## Written exercise
Copy everything in the listing below word for word, apart from any images.

+-------+

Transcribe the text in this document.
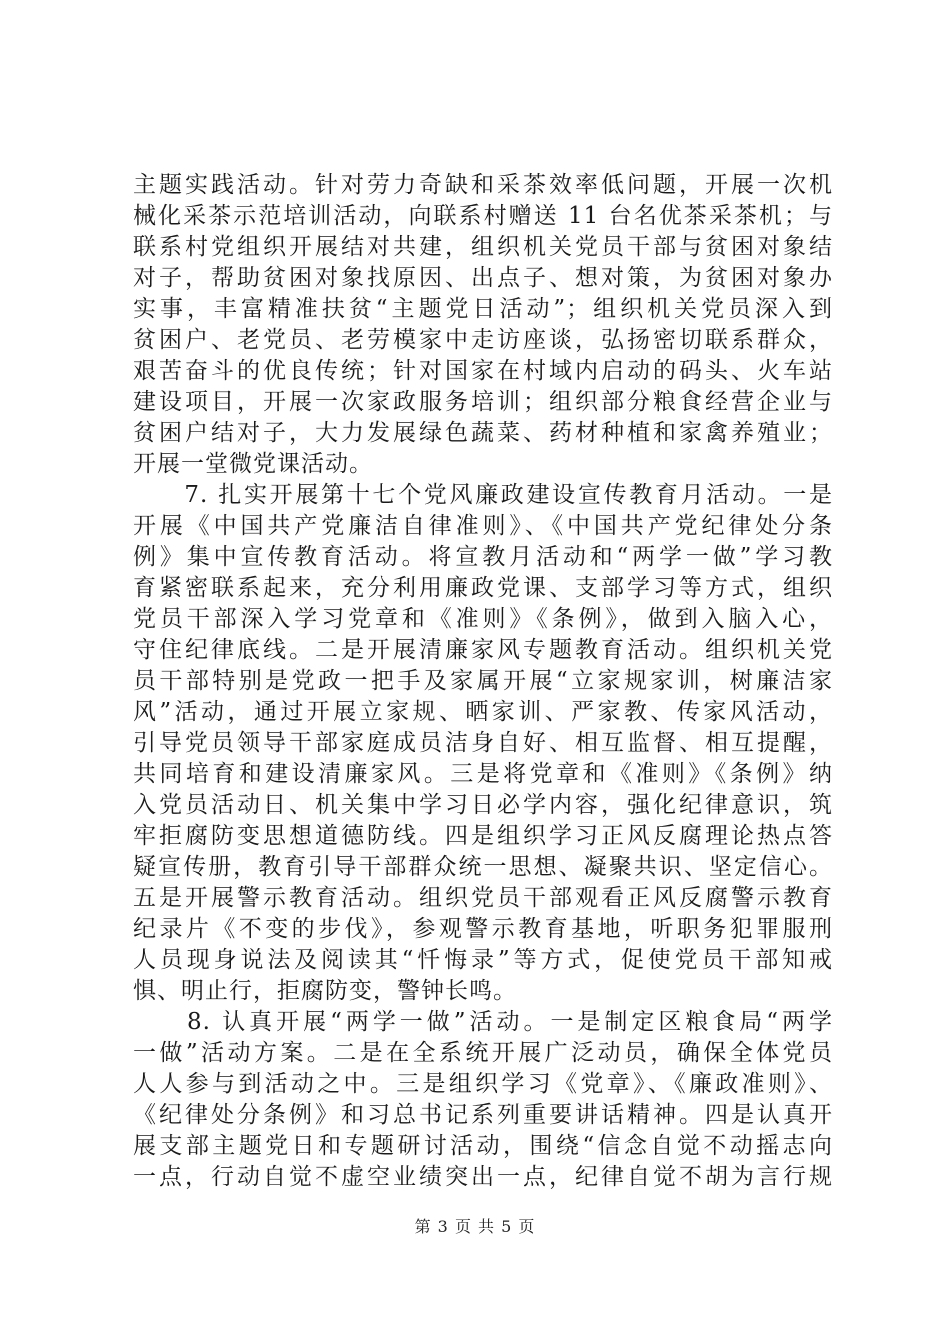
主题实践活动。针对劳力奇缺和采茶效率低问题，开展一次机
械化采茶示范培训活动，向联系村赠送 11 台名优茶采茶机；与
联系村党组织开展结对共建，组织机关党员干部与贫困对象结
对子，帮助贫困对象找原因、出点子、想对策，为贫困对象办
实事，丰富精准扶贫“主题党日活动”；组织机关党员深入到
贫困户、老党员、老劳模家中走访座谈，弘扬密切联系群众，
艰苦奋斗的优良传统；针对国家在村域内启动的码头、火车站
建设项目，开展一次家政服务培训；组织部分粮食经营企业与
贫困户结对子，大力发展绿色蔬菜、药材种植和家禽养殖业；
开展一堂微党课活动。
　　7. 扎实开展第十七个党风廉政建设宣传教育月活动。一是
开展《中国共产党廉洁自律准则》、《中国共产党纪律处分条
例》集中宣传教育活动。将宣教月活动和“两学一做”学习教
育紧密联系起来，充分利用廉政党课、支部学习等方式，组织
党员干部深入学习党章和《准则》《条例》，做到入脑入心，
守住纪律底线。二是开展清廉家风专题教育活动。组织机关党
员干部特别是党政一把手及家属开展“立家规家训，树廉洁家
风”活动，通过开展立家规、晒家训、严家教、传家风活动，
引导党员领导干部家庭成员洁身自好、相互监督、相互提醒，
共同培育和建设清廉家风。三是将党章和《准则》《条例》纳
入党员活动日、机关集中学习日必学内容，强化纪律意识，筑
牢拒腐防变思想道德防线。四是组织学习正风反腐理论热点答
疑宣传册，教育引导干部群众统一思想、凝聚共识、坚定信心。
五是开展警示教育活动。组织党员干部观看正风反腐警示教育
纪录片《不变的步伐》，参观警示教育基地，听职务犯罪服刑
人员现身说法及阅读其“忏悔录”等方式，促使党员干部知戒
惧、明止行，拒腐防变，警钟长鸣。
　　8. 认真开展“两学一做”活动。一是制定区粮食局“两学
一做”活动方案。二是在全系统开展广泛动员，确保全体党员
人人参与到活动之中。三是组织学习《党章》、《廉政准则》、
《纪律处分条例》和习总书记系列重要讲话精神。四是认真开
展支部主题党日和专题研讨活动，围绕“信念自觉不动摇志向
一点，行动自觉不虚空业绩突出一点，纪律自觉不胡为言行规
第 3 页 共 5 页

+-------+

## Complete response
Transcribe the text in this document.
主题实践活动。针对劳力奇缺和采茶效率低问题，开展一次机
械化采茶示范培训活动，向联系村赠送 11 台名优茶采茶机；与
联系村党组织开展结对共建，组织机关党员干部与贫困对象结
对子，帮助贫困对象找原因、出点子、想对策，为贫困对象办
实事，丰富精准扶贫“主题党日活动”；组织机关党员深入到
贫困户、老党员、老劳模家中走访座谈，弘扬密切联系群众，
艰苦奋斗的优良传统；针对国家在村域内启动的码头、火车站
建设项目，开展一次家政服务培训；组织部分粮食经营企业与
贫困户结对子，大力发展绿色蔬菜、药材种植和家禽养殖业；
开展一堂微党课活动。
　　7. 扎实开展第十七个党风廉政建设宣传教育月活动。一是
开展《中国共产党廉洁自律准则》、《中国共产党纪律处分条
例》集中宣传教育活动。将宣教月活动和“两学一做”学习教
育紧密联系起来，充分利用廉政党课、支部学习等方式，组织
党员干部深入学习党章和《准则》《条例》，做到入脑入心，
守住纪律底线。二是开展清廉家风专题教育活动。组织机关党
员干部特别是党政一把手及家属开展“立家规家训，树廉洁家
风”活动，通过开展立家规、晒家训、严家教、传家风活动，
引导党员领导干部家庭成员洁身自好、相互监督、相互提醒，
共同培育和建设清廉家风。三是将党章和《准则》《条例》纳
入党员活动日、机关集中学习日必学内容，强化纪律意识，筑
牢拒腐防变思想道德防线。四是组织学习正风反腐理论热点答
疑宣传册，教育引导干部群众统一思想、凝聚共识、坚定信心。
五是开展警示教育活动。组织党员干部观看正风反腐警示教育
纪录片《不变的步伐》，参观警示教育基地，听职务犯罪服刑
人员现身说法及阅读其“忏悔录”等方式，促使党员干部知戒
惧、明止行，拒腐防变，警钟长鸣。
　　8. 认真开展“两学一做”活动。一是制定区粮食局“两学
一做”活动方案。二是在全系统开展广泛动员，确保全体党员
人人参与到活动之中。三是组织学习《党章》、《廉政准则》、
《纪律处分条例》和习总书记系列重要讲话精神。四是认真开
展支部主题党日和专题研讨活动，围绕“信念自觉不动摇志向
一点，行动自觉不虚空业绩突出一点，纪律自觉不胡为言行规
第 3 页 共 5 页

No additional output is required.